───── Records to process ─────

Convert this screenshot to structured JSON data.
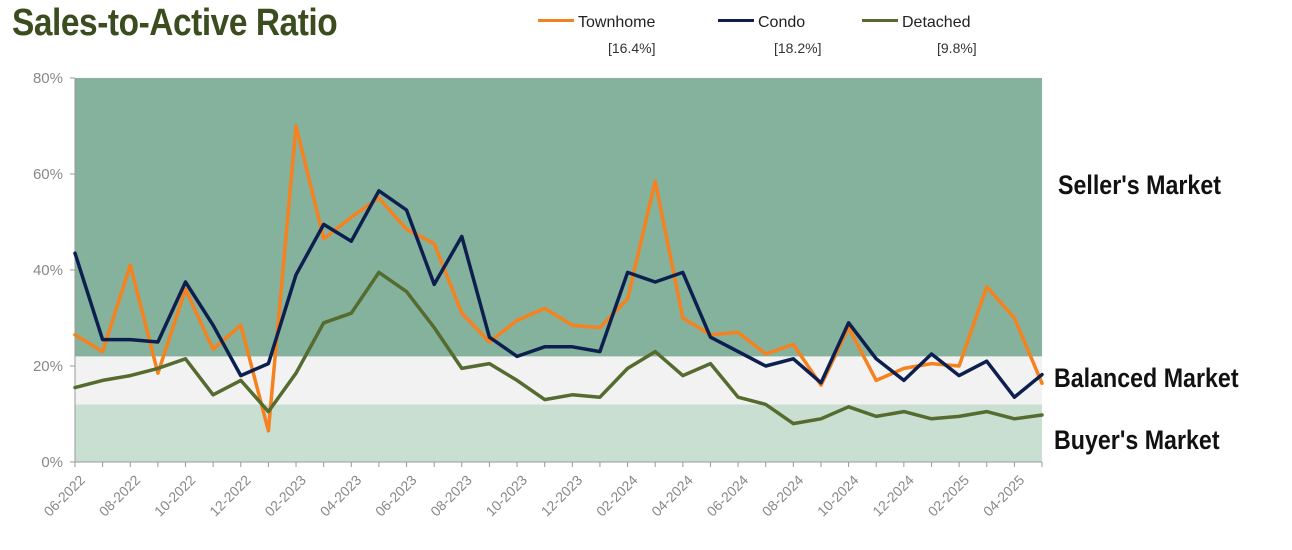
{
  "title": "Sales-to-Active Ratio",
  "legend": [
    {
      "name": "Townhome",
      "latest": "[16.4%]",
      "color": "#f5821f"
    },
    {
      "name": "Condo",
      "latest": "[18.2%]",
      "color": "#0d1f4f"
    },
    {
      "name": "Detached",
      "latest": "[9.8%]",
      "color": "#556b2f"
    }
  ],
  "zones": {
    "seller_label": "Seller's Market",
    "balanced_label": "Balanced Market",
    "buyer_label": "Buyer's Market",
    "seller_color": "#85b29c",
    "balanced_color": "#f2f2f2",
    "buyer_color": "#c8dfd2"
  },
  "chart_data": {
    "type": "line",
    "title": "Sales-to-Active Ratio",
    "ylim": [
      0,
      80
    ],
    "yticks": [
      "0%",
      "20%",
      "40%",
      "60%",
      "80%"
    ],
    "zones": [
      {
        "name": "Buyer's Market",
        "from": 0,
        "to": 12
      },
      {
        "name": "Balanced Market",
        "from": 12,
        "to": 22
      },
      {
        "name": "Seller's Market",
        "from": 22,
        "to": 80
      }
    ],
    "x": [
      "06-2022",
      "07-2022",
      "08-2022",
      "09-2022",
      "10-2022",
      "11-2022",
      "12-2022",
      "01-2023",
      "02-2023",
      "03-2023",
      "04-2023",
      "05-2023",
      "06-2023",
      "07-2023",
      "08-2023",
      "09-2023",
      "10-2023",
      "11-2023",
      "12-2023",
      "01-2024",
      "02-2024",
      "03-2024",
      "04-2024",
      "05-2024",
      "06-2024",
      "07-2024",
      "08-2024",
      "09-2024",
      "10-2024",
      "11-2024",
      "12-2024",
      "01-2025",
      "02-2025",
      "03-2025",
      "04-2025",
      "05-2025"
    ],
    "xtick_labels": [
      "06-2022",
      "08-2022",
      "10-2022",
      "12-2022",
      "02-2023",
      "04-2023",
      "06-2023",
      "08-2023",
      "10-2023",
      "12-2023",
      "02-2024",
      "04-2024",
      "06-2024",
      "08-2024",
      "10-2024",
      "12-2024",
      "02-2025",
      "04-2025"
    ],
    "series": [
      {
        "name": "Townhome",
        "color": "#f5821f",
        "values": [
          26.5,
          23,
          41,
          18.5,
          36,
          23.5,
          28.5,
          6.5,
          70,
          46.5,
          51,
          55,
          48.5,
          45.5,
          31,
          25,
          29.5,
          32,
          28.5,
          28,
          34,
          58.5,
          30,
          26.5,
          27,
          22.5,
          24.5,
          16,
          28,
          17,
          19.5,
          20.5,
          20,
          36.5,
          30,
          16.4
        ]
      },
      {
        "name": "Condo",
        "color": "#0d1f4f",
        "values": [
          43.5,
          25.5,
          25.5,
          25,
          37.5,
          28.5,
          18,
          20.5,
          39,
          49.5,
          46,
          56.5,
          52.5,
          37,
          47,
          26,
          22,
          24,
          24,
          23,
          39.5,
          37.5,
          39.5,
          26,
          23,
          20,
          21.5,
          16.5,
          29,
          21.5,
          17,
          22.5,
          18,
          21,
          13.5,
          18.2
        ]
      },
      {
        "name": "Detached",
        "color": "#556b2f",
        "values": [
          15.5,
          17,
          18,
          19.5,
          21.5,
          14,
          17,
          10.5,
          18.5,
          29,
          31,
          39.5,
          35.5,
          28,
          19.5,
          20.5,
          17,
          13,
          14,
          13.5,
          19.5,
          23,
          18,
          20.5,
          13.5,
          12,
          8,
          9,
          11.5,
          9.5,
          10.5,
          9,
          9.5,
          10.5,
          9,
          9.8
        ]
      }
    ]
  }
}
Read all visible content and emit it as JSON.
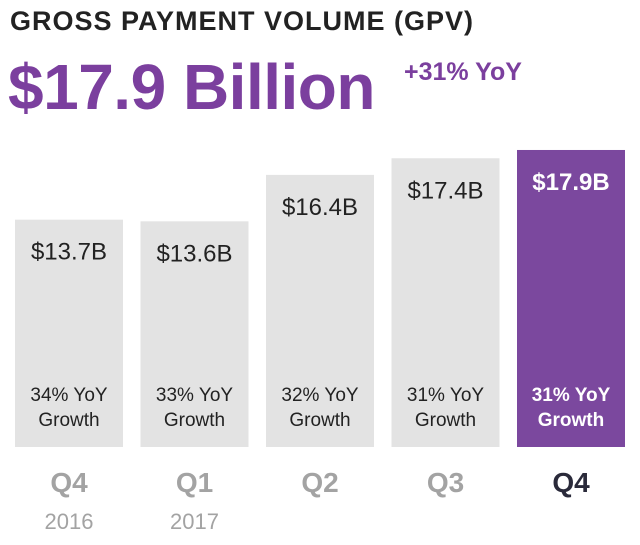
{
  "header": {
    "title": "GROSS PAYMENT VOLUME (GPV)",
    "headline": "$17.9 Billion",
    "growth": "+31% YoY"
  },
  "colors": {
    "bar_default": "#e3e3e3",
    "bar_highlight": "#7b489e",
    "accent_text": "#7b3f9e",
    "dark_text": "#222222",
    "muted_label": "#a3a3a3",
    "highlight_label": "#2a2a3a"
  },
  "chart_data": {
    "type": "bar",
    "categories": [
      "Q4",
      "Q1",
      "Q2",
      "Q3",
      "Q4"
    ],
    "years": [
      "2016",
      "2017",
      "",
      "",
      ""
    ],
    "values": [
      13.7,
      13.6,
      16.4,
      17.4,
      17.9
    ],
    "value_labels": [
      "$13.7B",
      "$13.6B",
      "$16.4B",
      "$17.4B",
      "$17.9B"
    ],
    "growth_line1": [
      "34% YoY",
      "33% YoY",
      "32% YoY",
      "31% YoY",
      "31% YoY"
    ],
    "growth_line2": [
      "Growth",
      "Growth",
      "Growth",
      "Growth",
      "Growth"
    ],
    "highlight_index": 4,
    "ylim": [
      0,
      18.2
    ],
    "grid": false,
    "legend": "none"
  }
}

─────

Goal
Every line from the one containing "Read all visible content and emit it as JSON." through the end of the listing is to be copied exactly; the pictures are not.

Response to this task
Read all visible content and emit it as JSON.
{
  "header": {
    "title": "GROSS PAYMENT VOLUME (GPV)",
    "headline": "$17.9 Billion",
    "growth": "+31% YoY"
  },
  "colors": {
    "bar_default": "#e3e3e3",
    "bar_highlight": "#7b489e",
    "accent_text": "#7b3f9e",
    "dark_text": "#222222",
    "muted_label": "#a3a3a3",
    "highlight_label": "#2a2a3a"
  },
  "chart_data": {
    "type": "bar",
    "categories": [
      "Q4",
      "Q1",
      "Q2",
      "Q3",
      "Q4"
    ],
    "years": [
      "2016",
      "2017",
      "",
      "",
      ""
    ],
    "values": [
      13.7,
      13.6,
      16.4,
      17.4,
      17.9
    ],
    "value_labels": [
      "$13.7B",
      "$13.6B",
      "$16.4B",
      "$17.4B",
      "$17.9B"
    ],
    "growth_line1": [
      "34% YoY",
      "33% YoY",
      "32% YoY",
      "31% YoY",
      "31% YoY"
    ],
    "growth_line2": [
      "Growth",
      "Growth",
      "Growth",
      "Growth",
      "Growth"
    ],
    "highlight_index": 4,
    "ylim": [
      0,
      18.2
    ],
    "grid": false,
    "legend": "none"
  }
}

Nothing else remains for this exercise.